◆ **Problemas a resolver**:
**A.** Extraia das entradas, sem qualquer alteração, o trecho que vai da linha que contém "x-tick-label: 2019/8/25 <box>185" até a linha que contém "x-tick-label: 2023/2/20 <box>455", incluindo ambas.
**B.** Dê continuidade ao texto sobre o argumento dos graus, começando logo após a última frase apresentada.

3. Princípios do argumento. — É a partir destas perfeições simples que se estabelece o argumento dos graus. Ele conclui da existência desses graus à existência de um ser absolutamente simples, absolutamente verdadeiro, absolutamente bom, absolutamente sábio e poderoso, etc., que é, por conseguinte, o próprio Ser, a própria Verdade, a própria Bondade, a Sabedoria e o Poder mesmo, isto é, a Perfeição Suprema. — A passagem se efetua por meio dos princípios seguintes: “quando uma perfeição se encontra em graus diversos em diferentes seres, nenhum destes que a possuem num grau imperfeito é suficiente para explicá-la; é preciso que ela tenha sua causa num ser superior que a possua em estado absoluto e infinito, sem nenhum limite”; — “as perfeições realizadas no estado absoluto e infinito supõem-se mutuamente num ser supremo infinitamente perfeito”.
a) A perfeição suprema. O primeiro princípio estabelece a existência de uma Perfeição suprema e infinita em cada ordem de perfeição, realizada em graus diversos ou possuída por seres distintos.

◆ **Entradas listadas**:
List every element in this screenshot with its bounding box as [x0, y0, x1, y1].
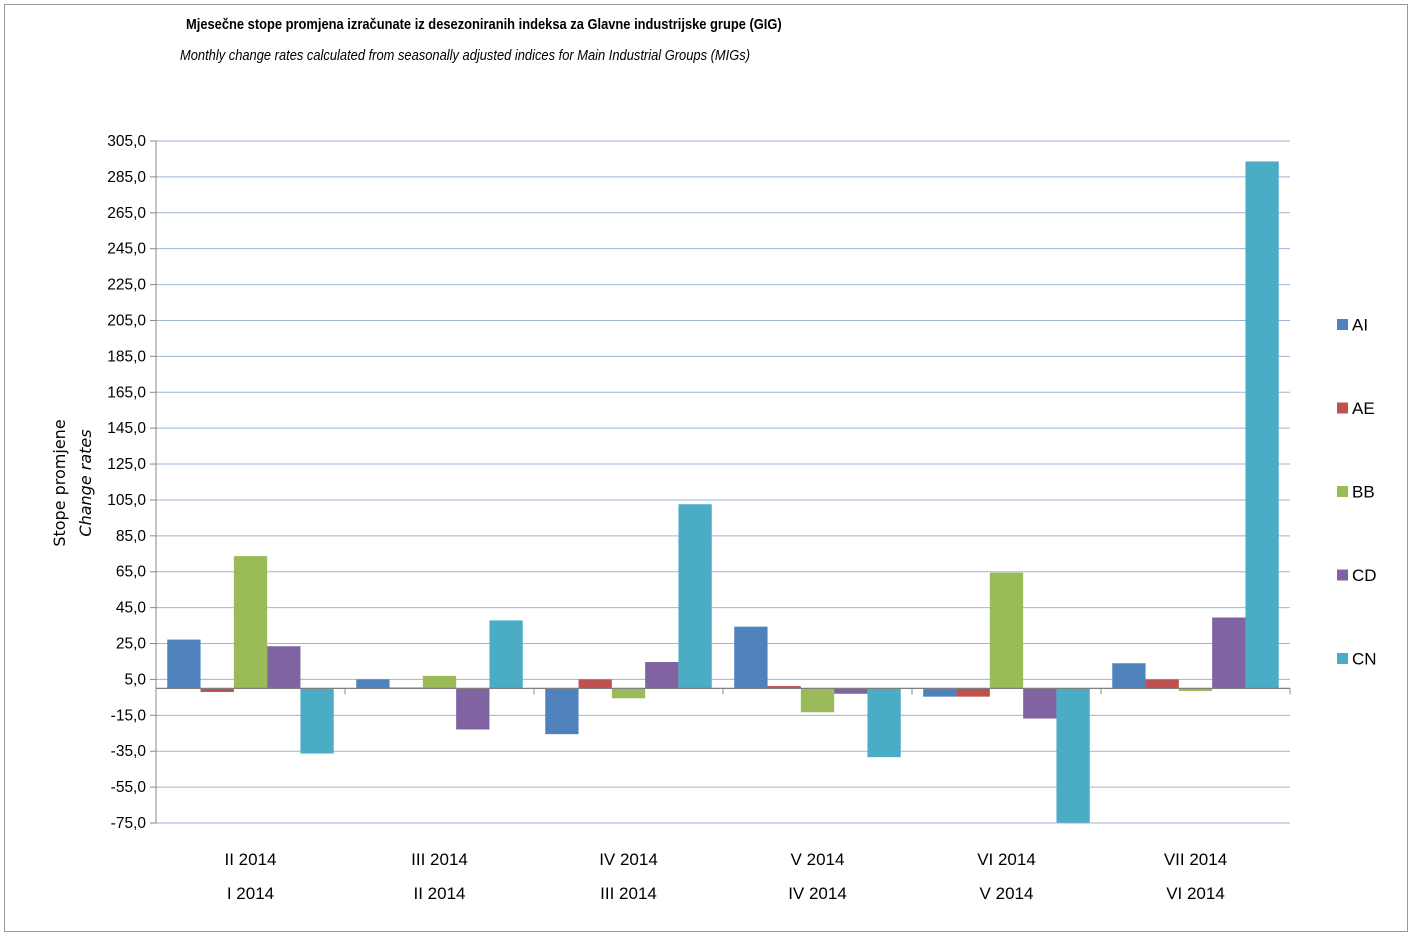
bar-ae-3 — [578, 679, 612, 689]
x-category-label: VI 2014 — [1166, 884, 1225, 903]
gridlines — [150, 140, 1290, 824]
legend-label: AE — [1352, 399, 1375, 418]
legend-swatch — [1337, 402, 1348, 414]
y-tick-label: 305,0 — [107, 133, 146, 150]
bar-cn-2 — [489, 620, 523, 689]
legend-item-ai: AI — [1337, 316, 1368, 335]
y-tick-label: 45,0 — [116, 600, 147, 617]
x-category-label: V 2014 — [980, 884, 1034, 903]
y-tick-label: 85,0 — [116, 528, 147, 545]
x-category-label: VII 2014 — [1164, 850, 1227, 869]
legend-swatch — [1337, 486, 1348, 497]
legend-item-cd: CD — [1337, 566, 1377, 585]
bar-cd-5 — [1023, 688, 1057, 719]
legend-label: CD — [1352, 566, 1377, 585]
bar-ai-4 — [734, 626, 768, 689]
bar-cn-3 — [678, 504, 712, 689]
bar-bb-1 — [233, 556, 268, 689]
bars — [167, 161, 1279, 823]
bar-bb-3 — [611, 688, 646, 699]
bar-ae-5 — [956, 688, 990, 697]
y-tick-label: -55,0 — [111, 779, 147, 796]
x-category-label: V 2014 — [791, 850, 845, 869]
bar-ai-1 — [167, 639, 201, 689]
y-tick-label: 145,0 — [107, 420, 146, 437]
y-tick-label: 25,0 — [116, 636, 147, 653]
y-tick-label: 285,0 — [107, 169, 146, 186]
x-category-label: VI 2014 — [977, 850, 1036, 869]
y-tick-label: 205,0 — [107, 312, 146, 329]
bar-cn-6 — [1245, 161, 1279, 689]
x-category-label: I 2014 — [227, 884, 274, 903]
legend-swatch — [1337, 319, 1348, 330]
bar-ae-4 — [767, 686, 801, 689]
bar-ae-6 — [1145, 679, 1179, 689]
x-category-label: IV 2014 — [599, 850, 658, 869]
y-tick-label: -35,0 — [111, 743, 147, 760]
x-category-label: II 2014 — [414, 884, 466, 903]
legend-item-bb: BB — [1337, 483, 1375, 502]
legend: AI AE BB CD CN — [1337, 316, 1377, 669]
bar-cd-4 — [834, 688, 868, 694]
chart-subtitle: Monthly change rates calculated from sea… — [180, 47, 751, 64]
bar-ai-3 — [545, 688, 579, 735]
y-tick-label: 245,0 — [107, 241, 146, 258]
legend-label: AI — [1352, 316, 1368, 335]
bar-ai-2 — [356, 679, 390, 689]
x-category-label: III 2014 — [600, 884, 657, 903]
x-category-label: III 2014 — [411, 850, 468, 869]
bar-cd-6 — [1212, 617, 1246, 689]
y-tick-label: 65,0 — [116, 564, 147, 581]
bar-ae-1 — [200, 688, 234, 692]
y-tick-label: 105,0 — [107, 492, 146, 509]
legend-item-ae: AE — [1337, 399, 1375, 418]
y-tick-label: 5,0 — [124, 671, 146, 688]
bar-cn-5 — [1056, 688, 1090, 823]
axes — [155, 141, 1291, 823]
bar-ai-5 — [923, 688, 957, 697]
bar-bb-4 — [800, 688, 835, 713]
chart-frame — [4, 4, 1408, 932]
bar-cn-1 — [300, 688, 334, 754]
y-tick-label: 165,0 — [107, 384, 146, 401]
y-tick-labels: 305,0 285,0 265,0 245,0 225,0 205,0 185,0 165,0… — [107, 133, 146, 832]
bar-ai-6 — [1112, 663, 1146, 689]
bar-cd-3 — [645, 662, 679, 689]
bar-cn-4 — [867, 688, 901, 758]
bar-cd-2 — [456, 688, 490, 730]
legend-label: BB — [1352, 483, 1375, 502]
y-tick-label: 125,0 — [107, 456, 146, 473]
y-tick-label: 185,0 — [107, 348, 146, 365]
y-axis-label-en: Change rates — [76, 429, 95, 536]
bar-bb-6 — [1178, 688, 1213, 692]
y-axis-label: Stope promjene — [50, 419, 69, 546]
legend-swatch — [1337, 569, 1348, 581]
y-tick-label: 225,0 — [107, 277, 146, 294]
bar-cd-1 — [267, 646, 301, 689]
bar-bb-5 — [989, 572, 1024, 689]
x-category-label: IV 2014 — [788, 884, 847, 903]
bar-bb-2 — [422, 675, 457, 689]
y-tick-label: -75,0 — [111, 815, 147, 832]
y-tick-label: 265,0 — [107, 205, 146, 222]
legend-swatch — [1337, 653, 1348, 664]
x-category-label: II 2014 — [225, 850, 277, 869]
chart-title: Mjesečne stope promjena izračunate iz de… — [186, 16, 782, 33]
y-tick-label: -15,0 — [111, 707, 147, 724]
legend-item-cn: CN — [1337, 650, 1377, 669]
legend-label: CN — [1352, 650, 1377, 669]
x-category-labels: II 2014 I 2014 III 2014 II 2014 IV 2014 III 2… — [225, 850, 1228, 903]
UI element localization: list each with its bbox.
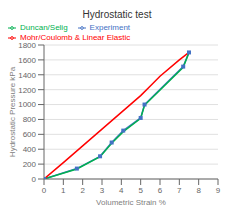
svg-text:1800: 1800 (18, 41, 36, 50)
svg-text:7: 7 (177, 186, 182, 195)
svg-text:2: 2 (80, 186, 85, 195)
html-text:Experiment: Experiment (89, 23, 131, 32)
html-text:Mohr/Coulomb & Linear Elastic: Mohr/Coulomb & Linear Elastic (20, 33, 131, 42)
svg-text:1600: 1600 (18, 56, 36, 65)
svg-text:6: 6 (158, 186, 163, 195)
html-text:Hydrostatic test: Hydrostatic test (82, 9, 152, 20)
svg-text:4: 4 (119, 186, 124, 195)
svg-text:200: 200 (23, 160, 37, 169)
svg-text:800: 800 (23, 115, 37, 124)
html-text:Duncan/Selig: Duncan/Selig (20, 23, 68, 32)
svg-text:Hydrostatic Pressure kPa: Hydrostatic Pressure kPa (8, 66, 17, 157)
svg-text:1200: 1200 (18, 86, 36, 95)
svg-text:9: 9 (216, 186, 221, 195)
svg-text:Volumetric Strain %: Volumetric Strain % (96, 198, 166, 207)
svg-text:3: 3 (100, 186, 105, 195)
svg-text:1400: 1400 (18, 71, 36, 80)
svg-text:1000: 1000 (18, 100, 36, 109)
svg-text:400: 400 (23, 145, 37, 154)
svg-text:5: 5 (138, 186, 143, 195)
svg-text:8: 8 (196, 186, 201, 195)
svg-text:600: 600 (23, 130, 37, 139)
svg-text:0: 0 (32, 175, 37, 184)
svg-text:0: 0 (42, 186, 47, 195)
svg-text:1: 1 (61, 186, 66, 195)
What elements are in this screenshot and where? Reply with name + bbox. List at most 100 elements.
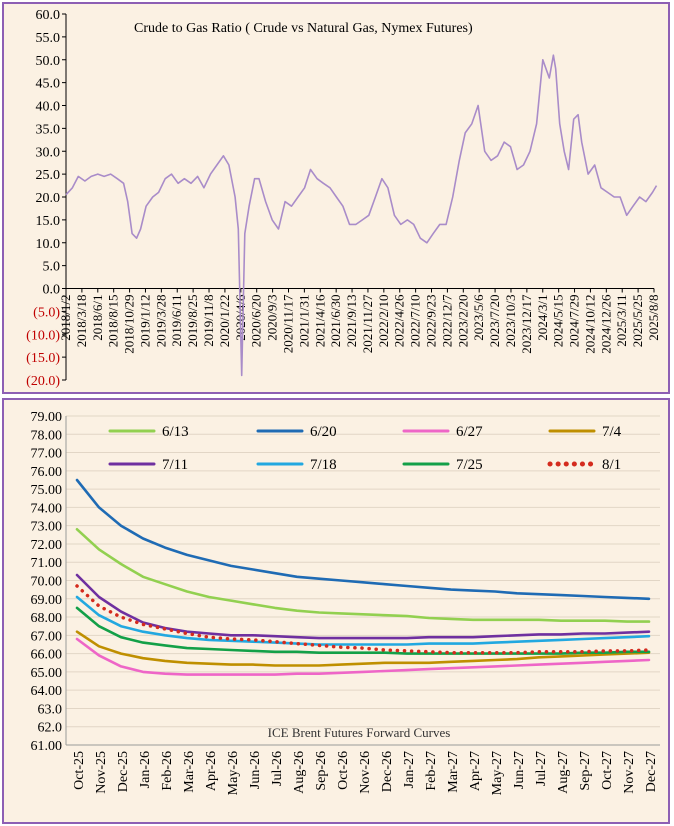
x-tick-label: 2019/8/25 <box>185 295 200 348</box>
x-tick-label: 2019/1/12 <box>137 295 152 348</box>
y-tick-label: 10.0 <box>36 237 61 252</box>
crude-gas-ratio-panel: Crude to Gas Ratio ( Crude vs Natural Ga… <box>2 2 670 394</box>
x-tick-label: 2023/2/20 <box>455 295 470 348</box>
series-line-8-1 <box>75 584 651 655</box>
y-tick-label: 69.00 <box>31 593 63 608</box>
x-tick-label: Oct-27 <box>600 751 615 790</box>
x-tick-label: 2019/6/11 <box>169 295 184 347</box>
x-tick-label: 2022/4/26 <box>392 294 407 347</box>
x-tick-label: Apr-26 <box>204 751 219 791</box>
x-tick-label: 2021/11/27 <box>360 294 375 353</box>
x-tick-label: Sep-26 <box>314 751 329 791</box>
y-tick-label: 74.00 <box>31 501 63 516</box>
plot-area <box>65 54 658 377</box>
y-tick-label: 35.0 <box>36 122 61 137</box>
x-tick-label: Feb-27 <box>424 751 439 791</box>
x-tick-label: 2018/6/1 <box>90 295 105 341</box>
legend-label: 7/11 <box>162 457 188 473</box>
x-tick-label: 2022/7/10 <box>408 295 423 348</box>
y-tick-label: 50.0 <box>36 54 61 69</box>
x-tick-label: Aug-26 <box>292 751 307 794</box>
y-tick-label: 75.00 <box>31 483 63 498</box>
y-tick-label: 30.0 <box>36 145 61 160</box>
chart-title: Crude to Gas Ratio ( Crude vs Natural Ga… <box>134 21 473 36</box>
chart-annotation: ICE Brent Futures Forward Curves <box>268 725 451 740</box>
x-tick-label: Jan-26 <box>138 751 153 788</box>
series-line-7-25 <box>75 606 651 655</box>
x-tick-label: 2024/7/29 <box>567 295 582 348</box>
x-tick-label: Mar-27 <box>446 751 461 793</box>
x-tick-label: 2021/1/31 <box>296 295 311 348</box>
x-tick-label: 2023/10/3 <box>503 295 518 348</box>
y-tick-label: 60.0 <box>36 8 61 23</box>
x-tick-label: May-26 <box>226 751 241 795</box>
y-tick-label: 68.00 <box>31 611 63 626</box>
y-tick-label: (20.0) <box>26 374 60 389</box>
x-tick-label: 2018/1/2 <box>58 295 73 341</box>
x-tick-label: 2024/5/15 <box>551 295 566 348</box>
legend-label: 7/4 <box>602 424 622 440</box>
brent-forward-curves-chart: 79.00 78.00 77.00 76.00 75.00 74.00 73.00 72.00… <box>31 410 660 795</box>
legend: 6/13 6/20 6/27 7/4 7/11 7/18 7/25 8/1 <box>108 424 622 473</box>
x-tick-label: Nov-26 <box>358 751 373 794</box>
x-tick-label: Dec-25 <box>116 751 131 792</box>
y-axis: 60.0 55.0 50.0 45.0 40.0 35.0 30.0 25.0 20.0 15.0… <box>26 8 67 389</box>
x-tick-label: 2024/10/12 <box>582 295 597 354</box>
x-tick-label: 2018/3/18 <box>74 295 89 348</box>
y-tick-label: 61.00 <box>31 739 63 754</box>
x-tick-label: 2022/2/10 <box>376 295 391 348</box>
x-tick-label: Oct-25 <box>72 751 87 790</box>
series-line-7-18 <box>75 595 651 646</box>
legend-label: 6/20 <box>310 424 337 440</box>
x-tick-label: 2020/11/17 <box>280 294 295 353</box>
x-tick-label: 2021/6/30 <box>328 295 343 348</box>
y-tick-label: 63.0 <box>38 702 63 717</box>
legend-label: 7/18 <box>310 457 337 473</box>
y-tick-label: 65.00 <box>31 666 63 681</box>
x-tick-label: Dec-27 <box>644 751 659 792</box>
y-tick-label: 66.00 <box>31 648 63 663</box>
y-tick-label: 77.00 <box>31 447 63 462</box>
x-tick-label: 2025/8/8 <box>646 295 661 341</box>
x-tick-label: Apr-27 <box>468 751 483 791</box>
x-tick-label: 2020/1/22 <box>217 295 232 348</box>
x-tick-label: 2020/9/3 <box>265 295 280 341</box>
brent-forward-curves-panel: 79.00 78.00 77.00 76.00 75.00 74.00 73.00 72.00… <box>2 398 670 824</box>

◆ **Respostas dos exercícios**:
**A.**
x-tick-label: 2019/8/25 <box>185 295 200 348</box>
x-tick-label: 2019/1/12 <box>137 295 152 348</box>
y-tick-label: 10.0 <box>36 237 61 252</box>
crude-gas-ratio-panel: Crude to Gas Ratio ( Crude vs Natural Ga… <box>2 2 670 394</box>
x-tick-label: 2023/2/20 <box>455 295 470 348</box>

**B.**
Do primeiro ponto de vista, em que consideramos uma perfeição realizada, segundo certo grau, num ser qualquer, dizemos que este ser não pode possuir esta perfeição por si mesmo, isto é, por sua própria essência, porque, se ele a possuísse por essência, ele a teria plena e absolutamente, e não segundo um grau limitado. Ele não é, portanto, esta perfeição e deve, por isto mesmo, obtê-la de um outro, a propósito do qual a mesma pergunta se imporá. Como não se pode ir até o infinito, seria sempre necessário chegar a um ser que possua, por si mesmo, em toda plenitude, a perfeição considerada. O primeiro, com efeito, em todo gênero, é a causa de todos os outros.
Do segundo ponto de vista, consideramos uma mesma perfeição possuída por seres distintos. Neste caso, é preciso dizer que estes seres não podem ter esta perfeição por eles mesmos, isto é, não podem todos possui-la como uma coisa própria, constitutiva de sua essência, senão não haveria mais distinção, eles se identificariam nesta própria perfeição que os definiria. Por exemplo, se Pedro, este passarinho e esta flor estão vivos, isto não é por eles serem Pedro, este passarinho ou esta flor, pois, como tais, são diferentes, mas apenas enquanto participam de uma perfeição, a saber, a vida, que não pertence essencial e absolutamente a nenhum deles. É assim que toda perfeição possuída por seres múltiplos não se pode explicar senão como sendo uma participação finita a uma perfeição suprema, realizada num ser que a possui de uma maneira absoluta e por si mesmo, e que é sua causa primeira universal em todos os seres que participam de sua própria perfeição.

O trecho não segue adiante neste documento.